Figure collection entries
----

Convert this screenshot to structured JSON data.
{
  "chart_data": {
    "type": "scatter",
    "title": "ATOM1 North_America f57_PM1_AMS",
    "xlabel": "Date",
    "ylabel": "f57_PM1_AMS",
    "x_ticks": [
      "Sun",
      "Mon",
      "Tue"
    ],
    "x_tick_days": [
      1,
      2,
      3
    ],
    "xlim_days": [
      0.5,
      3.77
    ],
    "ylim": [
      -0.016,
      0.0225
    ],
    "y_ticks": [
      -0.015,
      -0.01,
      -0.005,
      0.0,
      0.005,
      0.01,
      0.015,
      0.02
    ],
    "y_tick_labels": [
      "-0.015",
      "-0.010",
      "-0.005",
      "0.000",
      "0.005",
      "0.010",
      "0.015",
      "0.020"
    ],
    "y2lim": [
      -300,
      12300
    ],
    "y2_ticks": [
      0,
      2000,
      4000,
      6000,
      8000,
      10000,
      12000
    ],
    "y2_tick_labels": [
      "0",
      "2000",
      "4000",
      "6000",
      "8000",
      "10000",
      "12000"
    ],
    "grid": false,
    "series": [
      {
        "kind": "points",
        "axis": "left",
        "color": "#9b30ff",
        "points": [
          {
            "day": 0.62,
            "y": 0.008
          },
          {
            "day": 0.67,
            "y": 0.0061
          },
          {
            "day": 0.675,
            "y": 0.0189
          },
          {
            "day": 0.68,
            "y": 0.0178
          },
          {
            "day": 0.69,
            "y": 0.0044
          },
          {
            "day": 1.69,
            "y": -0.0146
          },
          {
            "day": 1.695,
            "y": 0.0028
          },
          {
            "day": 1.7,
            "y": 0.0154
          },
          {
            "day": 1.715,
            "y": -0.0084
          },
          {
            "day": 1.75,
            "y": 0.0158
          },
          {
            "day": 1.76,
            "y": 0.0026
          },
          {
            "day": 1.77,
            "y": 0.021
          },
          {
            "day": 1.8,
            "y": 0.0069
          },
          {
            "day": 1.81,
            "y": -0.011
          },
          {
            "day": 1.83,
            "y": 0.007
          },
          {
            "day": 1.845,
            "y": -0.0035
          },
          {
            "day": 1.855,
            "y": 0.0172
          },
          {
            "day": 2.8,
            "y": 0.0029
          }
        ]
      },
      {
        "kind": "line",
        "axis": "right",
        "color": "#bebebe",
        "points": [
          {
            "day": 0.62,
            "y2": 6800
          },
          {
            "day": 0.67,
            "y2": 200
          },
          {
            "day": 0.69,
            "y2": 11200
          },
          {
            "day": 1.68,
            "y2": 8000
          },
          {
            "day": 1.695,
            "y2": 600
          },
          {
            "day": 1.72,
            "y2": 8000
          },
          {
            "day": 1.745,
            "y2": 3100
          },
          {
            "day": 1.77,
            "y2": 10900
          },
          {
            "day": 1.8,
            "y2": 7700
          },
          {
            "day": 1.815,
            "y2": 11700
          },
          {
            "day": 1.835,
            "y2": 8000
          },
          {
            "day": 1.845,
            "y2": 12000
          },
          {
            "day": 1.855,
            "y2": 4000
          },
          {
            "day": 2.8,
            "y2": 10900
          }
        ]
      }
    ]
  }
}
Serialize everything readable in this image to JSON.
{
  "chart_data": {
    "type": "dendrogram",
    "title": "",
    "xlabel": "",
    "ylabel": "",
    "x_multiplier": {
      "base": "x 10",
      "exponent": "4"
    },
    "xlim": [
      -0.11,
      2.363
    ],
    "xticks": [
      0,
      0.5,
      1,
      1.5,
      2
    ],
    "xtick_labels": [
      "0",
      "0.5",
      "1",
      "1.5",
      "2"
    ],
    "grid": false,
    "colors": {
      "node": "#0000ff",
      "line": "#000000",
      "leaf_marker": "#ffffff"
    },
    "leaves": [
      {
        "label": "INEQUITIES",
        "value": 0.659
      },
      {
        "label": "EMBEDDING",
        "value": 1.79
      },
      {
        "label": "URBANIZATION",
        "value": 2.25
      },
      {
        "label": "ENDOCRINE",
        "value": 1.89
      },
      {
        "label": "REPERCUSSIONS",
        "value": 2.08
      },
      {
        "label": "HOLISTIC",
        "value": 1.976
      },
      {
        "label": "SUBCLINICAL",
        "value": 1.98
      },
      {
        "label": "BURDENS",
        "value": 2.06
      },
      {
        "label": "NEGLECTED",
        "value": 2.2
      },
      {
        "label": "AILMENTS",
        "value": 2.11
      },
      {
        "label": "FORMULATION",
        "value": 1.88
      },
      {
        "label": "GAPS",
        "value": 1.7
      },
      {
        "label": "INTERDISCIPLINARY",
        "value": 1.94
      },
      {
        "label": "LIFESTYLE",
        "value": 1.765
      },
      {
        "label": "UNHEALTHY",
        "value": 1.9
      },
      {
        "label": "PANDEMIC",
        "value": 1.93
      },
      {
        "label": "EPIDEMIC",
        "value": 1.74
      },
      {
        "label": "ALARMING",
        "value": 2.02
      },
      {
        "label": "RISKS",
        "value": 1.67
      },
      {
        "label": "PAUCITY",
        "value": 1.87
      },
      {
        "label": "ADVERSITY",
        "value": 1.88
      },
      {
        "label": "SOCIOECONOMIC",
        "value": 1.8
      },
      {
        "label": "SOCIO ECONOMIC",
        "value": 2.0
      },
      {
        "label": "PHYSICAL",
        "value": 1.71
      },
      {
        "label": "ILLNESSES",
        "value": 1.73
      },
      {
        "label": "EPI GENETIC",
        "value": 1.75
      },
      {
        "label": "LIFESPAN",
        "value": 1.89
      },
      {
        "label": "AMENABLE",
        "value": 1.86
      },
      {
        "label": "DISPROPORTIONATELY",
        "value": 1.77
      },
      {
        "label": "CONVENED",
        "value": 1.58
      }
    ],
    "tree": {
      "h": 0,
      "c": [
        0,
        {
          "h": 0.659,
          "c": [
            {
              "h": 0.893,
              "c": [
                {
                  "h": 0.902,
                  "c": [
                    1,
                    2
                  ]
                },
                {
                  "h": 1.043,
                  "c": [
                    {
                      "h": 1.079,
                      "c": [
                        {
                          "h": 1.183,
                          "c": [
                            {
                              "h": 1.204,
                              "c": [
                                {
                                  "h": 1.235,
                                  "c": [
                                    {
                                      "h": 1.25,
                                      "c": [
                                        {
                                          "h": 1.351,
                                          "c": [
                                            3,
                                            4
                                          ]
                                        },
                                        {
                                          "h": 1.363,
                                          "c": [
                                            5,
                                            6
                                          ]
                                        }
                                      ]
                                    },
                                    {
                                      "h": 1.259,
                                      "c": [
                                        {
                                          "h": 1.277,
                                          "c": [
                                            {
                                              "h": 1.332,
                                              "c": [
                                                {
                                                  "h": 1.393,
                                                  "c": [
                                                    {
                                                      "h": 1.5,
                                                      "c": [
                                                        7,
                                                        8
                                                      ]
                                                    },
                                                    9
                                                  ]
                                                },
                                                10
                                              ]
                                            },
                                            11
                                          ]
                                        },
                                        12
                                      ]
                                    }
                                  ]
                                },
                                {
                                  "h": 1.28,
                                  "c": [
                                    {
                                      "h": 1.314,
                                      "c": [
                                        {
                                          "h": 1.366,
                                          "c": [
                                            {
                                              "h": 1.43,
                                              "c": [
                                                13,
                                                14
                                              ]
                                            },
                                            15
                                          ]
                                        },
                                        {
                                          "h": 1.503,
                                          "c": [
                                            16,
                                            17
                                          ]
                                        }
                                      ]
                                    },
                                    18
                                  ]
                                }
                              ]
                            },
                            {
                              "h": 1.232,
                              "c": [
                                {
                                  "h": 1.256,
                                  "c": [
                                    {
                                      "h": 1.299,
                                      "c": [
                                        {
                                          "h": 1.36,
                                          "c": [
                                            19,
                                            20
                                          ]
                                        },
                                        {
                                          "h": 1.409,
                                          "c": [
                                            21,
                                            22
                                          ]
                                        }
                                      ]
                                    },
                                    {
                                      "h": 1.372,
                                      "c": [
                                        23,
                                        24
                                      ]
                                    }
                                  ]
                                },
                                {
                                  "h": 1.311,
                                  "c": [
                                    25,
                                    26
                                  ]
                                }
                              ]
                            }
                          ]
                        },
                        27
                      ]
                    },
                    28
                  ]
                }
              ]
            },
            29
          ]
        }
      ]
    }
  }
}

----

The task:
Find the string "title" in the entries above and return each line that holds it.

Task response:
    "title": "ATOM1 North_America f57_PM1_AMS",
    "title": "",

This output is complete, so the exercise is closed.